→ What you should do:
Transcribe all of the records word for word, but omit the pictures.

>> BEGIN

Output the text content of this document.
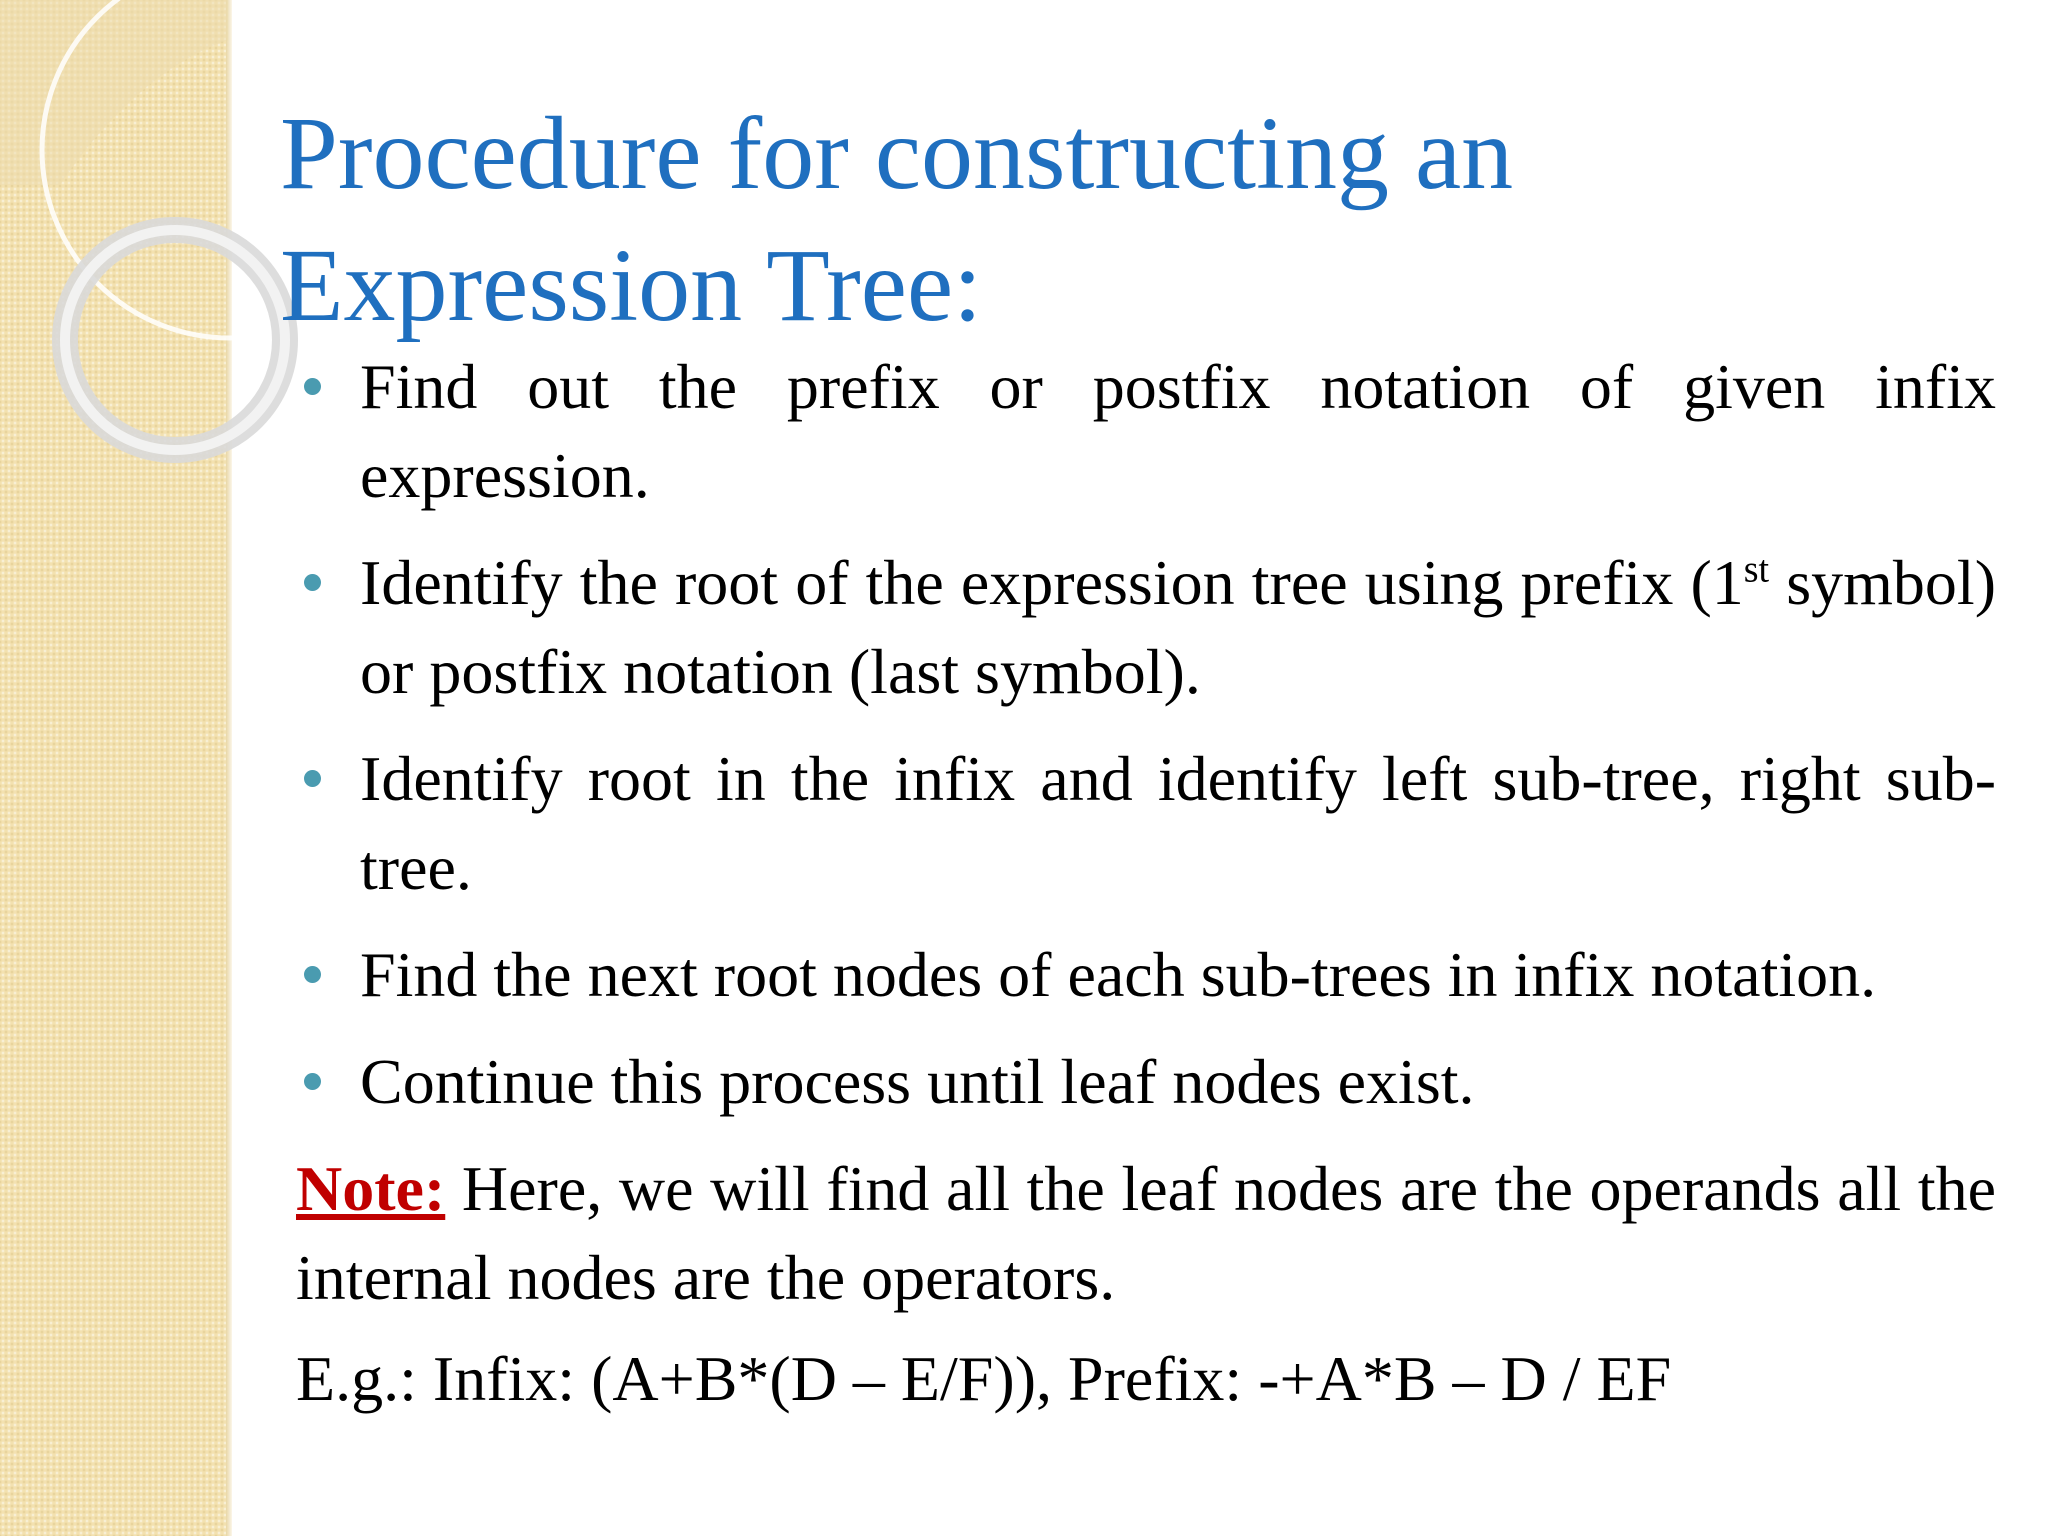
Procedure for constructing an
Expression Tree:
Find out the prefix or postfix notation of given infix expression.
Identify the root of the expression tree using prefix (1st symbol) or postfix notation (last symbol).
Identify root in the infix and identify left sub-tree, right sub-tree.
Find the next root nodes of each sub-trees in infix notation.
Continue this process until leaf nodes exist.

Note: Here, we will find all the leaf nodes are the operands all the internal nodes are the operators.

E.g.: Infix: (A+B*(D – E/F)), Prefix: -+A*B – D / EF
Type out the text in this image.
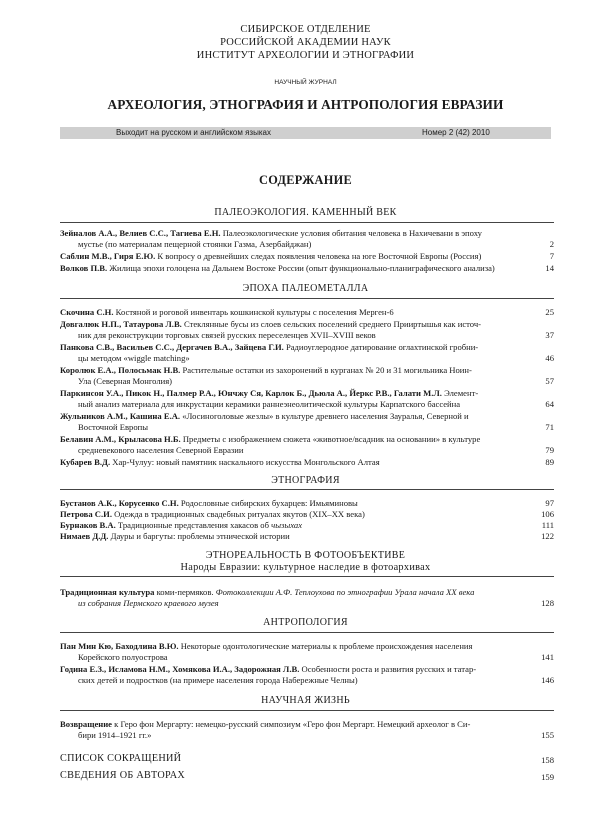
СИБИРСКОЕ ОТДЕЛЕНИЕ
РОССИЙСКОЙ АКАДЕМИИ НАУК
ИНСТИТУТ АРХЕОЛОГИИ И ЭТНОГРАФИИ
НАУЧНЫЙ ЖУРНАЛ
АРХЕОЛОГИЯ, ЭТНОГРАФИЯ И АНТРОПОЛОГИЯ ЕВРАЗИИ
Выходит на русском и английском языках	Номер 2 (42) 2010
СОДЕРЖАНИЕ
ПАЛЕОЭКОЛОГИЯ. КАМЕННЫЙ ВЕК
Зейналов А.А., Велиев С.С., Тагиева Е.Н. Палеоэкологические условия обитания человека в Нахичевани в эпоху
мустье (по материалам пещерной стоянки Газма, Азербайджан)	2
Саблин М.В., Гиря Е.Ю. К вопросу о древнейших следах появления человека на юге Восточной Европы (Россия)	7
Волков П.В. Жилища эпохи голоцена на Дальнем Востоке России (опыт функционально-планиграфического анализа)	14
ЭПОХА ПАЛЕОМЕТАЛЛА
Скочина С.Н. Костяной и роговой инвентарь кошкинской культуры с поселения Мерген-6	25
Довгалюк Н.П., Татаурова Л.В. Стеклянные бусы из слоев сельских поселений среднего Прииртышья как источ-
ник для реконструкции торговых связей русских переселенцев XVII–XVIII веков	37
Панкова С.В., Васильев С.С., Дергачев В.А., Зайцева Г.И. Радиоуглеродное датирование оглахтинской гробни-
цы методом «wiggle matching»	46
Королюк Е.А., Полосьмак Н.В. Растительные остатки из захоронений в курганах № 20 и 31 могильника Ноин-
Ула (Северная Монголия)	57
Паркинсон У.А., Пикок Н., Палмер Р.А., Юнчжу Ся, Карлок Б., Дьюла А., Йеркс Р.В., Галати М.Л. Элемент-
ный анализ материала для инкрустации керамики раннеэнеолитической культуры Карпатского бассейна	64
Жульников А.М., Кашина Е.А. «Лосиноголовые жезлы» в культуре древнего населения Зауралья, Северной и
Восточной Европы	71
Белавин А.М., Крыласова Н.Б. Предметы с изображением сюжета «животное/всадник на основании» в культуре
средневекового населения Северной Евразии	79
Кубарев В.Д. Хар-Чулуу: новый памятник наскального искусства Монгольского Алтая	89
ЭТНОГРАФИЯ
Бустанов А.К., Корусенко С.Н. Родословные сибирских бухарцев: Имьяминовы	97
Петрова С.И. Одежда в традиционных свадебных ритуалах якутов (XIX–XX века)	106
Бурнаков В.А. Традиционные представления хакасов об чызыхах	111
Нимаев Д.Д. Дауры и баргуты: проблемы этнической истории	122
ЭТНОРЕАЛЬНОСТЬ В ФОТООБЪЕКТИВЕ
Народы Евразии: культурное наследие в фотоархивах
Традиционная культура коми-пермяков. Фотоколлекции А.Ф. Теплоухова по этнографии Урала начала XX века
из собрания Пермского краевого музея	128
АНТРОПОЛОГИЯ
Пан Мин Кю, Баходлина В.Ю. Некоторые одонтологические материалы к проблеме происхождения населения
Корейского полуострова	141
Година Е.З., Исламова Н.М., Хомякова И.А., Задорожная Л.В. Особенности роста и развития русских и татар-
ских детей и подростков (на примере населения города Набережные Челны)	146
НАУЧНАЯ ЖИЗНЬ
Возвращение к Геро фон Мергарту: немецко-русский симпозиум «Геро фон Мергарт. Немецкий археолог в Си-
бири 1914–1921 гг.»	155
СПИСОК СОКРАЩЕНИЙ	158
СВЕДЕНИЯ ОБ АВТОРАХ	159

>> END

→ The reply:
Output the text content of this document.
Procedure for constructing an
Expression Tree:
Find out the prefix or postfix notation of given infix expression.
Identify the root of the expression tree using prefix (1st symbol) or postfix notation (last symbol).
Identify root in the infix and identify left sub-tree, right sub-tree.
Find the next root nodes of each sub-trees in infix notation.
Continue this process until leaf nodes exist.

Note: Here, we will find all the leaf nodes are the operands all the internal nodes are the operators.

E.g.: Infix: (A+B*(D – E/F)), Prefix: -+A*B – D / EF
Type out the text in this image.
СИБИРСКОЕ ОТДЕЛЕНИЕ
РОССИЙСКОЙ АКАДЕМИИ НАУК
ИНСТИТУТ АРХЕОЛОГИИ И ЭТНОГРАФИИ
НАУЧНЫЙ ЖУРНАЛ
АРХЕОЛОГИЯ, ЭТНОГРАФИЯ И АНТРОПОЛОГИЯ ЕВРАЗИИ
Выходит на русском и английском языках	Номер 2 (42) 2010
СОДЕРЖАНИЕ
ПАЛЕОЭКОЛОГИЯ. КАМЕННЫЙ ВЕК
Зейналов А.А., Велиев С.С., Тагиева Е.Н. Палеоэкологические условия обитания человека в Нахичевани в эпоху
мустье (по материалам пещерной стоянки Газма, Азербайджан)	2
Саблин М.В., Гиря Е.Ю. К вопросу о древнейших следах появления человека на юге Восточной Европы (Россия)	7
Волков П.В. Жилища эпохи голоцена на Дальнем Востоке России (опыт функционально-планиграфического анализа)	14
ЭПОХА ПАЛЕОМЕТАЛЛА
Скочина С.Н. Костяной и роговой инвентарь кошкинской культуры с поселения Мерген-6	25
Довгалюк Н.П., Татаурова Л.В. Стеклянные бусы из слоев сельских поселений среднего Прииртышья как источ-
ник для реконструкции торговых связей русских переселенцев XVII–XVIII веков	37
Панкова С.В., Васильев С.С., Дергачев В.А., Зайцева Г.И. Радиоуглеродное датирование оглахтинской гробни-
цы методом «wiggle matching»	46
Королюк Е.А., Полосьмак Н.В. Растительные остатки из захоронений в курганах № 20 и 31 могильника Ноин-
Ула (Северная Монголия)	57
Паркинсон У.А., Пикок Н., Палмер Р.А., Юнчжу Ся, Карлок Б., Дьюла А., Йеркс Р.В., Галати М.Л. Элемент-
ный анализ материала для инкрустации керамики раннеэнеолитической культуры Карпатского бассейна	64
Жульников А.М., Кашина Е.А. «Лосиноголовые жезлы» в культуре древнего населения Зауралья, Северной и
Восточной Европы	71
Белавин А.М., Крыласова Н.Б. Предметы с изображением сюжета «животное/всадник на основании» в культуре
средневекового населения Северной Евразии	79
Кубарев В.Д. Хар-Чулуу: новый памятник наскального искусства Монгольского Алтая	89
ЭТНОГРАФИЯ
Бустанов А.К., Корусенко С.Н. Родословные сибирских бухарцев: Имьяминовы	97
Петрова С.И. Одежда в традиционных свадебных ритуалах якутов (XIX–XX века)	106
Бурнаков В.А. Традиционные представления хакасов об чызыхах	111
Нимаев Д.Д. Дауры и баргуты: проблемы этнической истории	122
ЭТНОРЕАЛЬНОСТЬ В ФОТООБЪЕКТИВЕ
Народы Евразии: культурное наследие в фотоархивах
Традиционная культура коми-пермяков. Фотоколлекции А.Ф. Теплоухова по этнографии Урала начала XX века
из собрания Пермского краевого музея	128
АНТРОПОЛОГИЯ
Пан Мин Кю, Баходлина В.Ю. Некоторые одонтологические материалы к проблеме происхождения населения
Корейского полуострова	141
Година Е.З., Исламова Н.М., Хомякова И.А., Задорожная Л.В. Особенности роста и развития русских и татар-
ских детей и подростков (на примере населения города Набережные Челны)	146
НАУЧНАЯ ЖИЗНЬ
Возвращение к Геро фон Мергарту: немецко-русский симпозиум «Геро фон Мергарт. Немецкий археолог в Си-
бири 1914–1921 гг.»	155
СПИСОК СОКРАЩЕНИЙ	158
СВЕДЕНИЯ ОБ АВТОРАХ	159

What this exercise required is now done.